• Task objective
Below is a listing; return it in full, exactly as it appears.

• Supplied material
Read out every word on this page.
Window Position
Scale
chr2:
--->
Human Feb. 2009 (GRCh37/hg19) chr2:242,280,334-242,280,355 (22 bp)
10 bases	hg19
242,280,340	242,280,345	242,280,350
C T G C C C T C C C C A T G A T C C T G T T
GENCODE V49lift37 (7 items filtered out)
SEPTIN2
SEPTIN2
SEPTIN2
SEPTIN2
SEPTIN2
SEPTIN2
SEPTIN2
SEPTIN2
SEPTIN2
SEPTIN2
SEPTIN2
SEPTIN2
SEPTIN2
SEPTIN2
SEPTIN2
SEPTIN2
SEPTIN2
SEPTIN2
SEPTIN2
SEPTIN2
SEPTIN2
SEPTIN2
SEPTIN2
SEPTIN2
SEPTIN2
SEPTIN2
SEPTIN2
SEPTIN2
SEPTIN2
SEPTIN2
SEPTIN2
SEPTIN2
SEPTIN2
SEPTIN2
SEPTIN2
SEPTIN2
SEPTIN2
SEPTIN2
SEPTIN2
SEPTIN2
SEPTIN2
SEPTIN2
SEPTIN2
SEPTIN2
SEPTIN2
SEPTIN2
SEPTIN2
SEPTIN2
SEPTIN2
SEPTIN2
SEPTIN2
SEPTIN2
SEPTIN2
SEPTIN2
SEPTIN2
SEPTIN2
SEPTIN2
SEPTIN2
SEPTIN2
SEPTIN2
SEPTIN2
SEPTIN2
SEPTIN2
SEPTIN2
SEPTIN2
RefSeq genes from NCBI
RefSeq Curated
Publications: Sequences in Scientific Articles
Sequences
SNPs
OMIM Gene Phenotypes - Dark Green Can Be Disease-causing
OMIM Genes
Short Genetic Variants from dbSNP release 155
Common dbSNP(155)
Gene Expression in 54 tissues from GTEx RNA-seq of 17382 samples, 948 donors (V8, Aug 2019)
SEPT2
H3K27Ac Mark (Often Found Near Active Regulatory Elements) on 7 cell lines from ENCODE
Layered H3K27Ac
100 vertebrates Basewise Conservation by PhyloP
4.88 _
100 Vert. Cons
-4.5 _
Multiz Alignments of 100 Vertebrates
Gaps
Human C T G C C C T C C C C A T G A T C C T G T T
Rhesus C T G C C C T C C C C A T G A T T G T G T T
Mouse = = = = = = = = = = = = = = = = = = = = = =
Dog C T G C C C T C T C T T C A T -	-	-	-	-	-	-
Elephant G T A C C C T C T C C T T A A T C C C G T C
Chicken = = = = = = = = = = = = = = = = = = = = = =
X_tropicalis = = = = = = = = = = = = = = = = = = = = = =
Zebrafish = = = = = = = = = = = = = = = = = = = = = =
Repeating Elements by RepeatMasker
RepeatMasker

• Solution for this task
Read out every word on this page.
Window Position
Scale
chr2:
--->
Human Feb. 2009 (GRCh37/hg19) chr2:242,280,334-242,280,355 (22 bp)
10 bases	hg19
242,280,340	242,280,345	242,280,350
C T G C C C T C C C C A T G A T C C T G T T
GENCODE V49lift37 (7 items filtered out)
SEPTIN2
SEPTIN2
SEPTIN2
SEPTIN2
SEPTIN2
SEPTIN2
SEPTIN2
SEPTIN2
SEPTIN2
SEPTIN2
SEPTIN2
SEPTIN2
SEPTIN2
SEPTIN2
SEPTIN2
SEPTIN2
SEPTIN2
SEPTIN2
SEPTIN2
SEPTIN2
SEPTIN2
SEPTIN2
SEPTIN2
SEPTIN2
SEPTIN2
SEPTIN2
SEPTIN2
SEPTIN2
SEPTIN2
SEPTIN2
SEPTIN2
SEPTIN2
SEPTIN2
SEPTIN2
SEPTIN2
SEPTIN2
SEPTIN2
SEPTIN2
SEPTIN2
SEPTIN2
SEPTIN2
SEPTIN2
SEPTIN2
SEPTIN2
SEPTIN2
SEPTIN2
SEPTIN2
SEPTIN2
SEPTIN2
SEPTIN2
SEPTIN2
SEPTIN2
SEPTIN2
SEPTIN2
SEPTIN2
SEPTIN2
SEPTIN2
SEPTIN2
SEPTIN2
SEPTIN2
SEPTIN2
SEPTIN2
SEPTIN2
SEPTIN2
SEPTIN2
RefSeq genes from NCBI
RefSeq Curated
Publications: Sequences in Scientific Articles
Sequences
SNPs
OMIM Gene Phenotypes - Dark Green Can Be Disease-causing
OMIM Genes
Short Genetic Variants from dbSNP release 155
Common dbSNP(155)
Gene Expression in 54 tissues from GTEx RNA-seq of 17382 samples, 948 donors (V8, Aug 2019)
SEPT2
H3K27Ac Mark (Often Found Near Active Regulatory Elements) on 7 cell lines from ENCODE
Layered H3K27Ac
100 vertebrates Basewise Conservation by PhyloP
4.88 _
100 Vert. Cons
-4.5 _
Multiz Alignments of 100 Vertebrates
Gaps
Human C T G C C C T C C C C A T G A T C C T G T T
Rhesus C T G C C C T C C C C A T G A T T G T G T T
Mouse = = = = = = = = = = = = = = = = = = = = = =
Dog C T G C C C T C T C T T C A T -	-	-	-	-	-	-
Elephant G T A C C C T C T C C T T A A T C C C G T C
Chicken = = = = = = = = = = = = = = = = = = = = = =
X_tropicalis = = = = = = = = = = = = = = = = = = = = = =
Zebrafish = = = = = = = = = = = = = = = = = = = = = =
Repeating Elements by RepeatMasker
RepeatMasker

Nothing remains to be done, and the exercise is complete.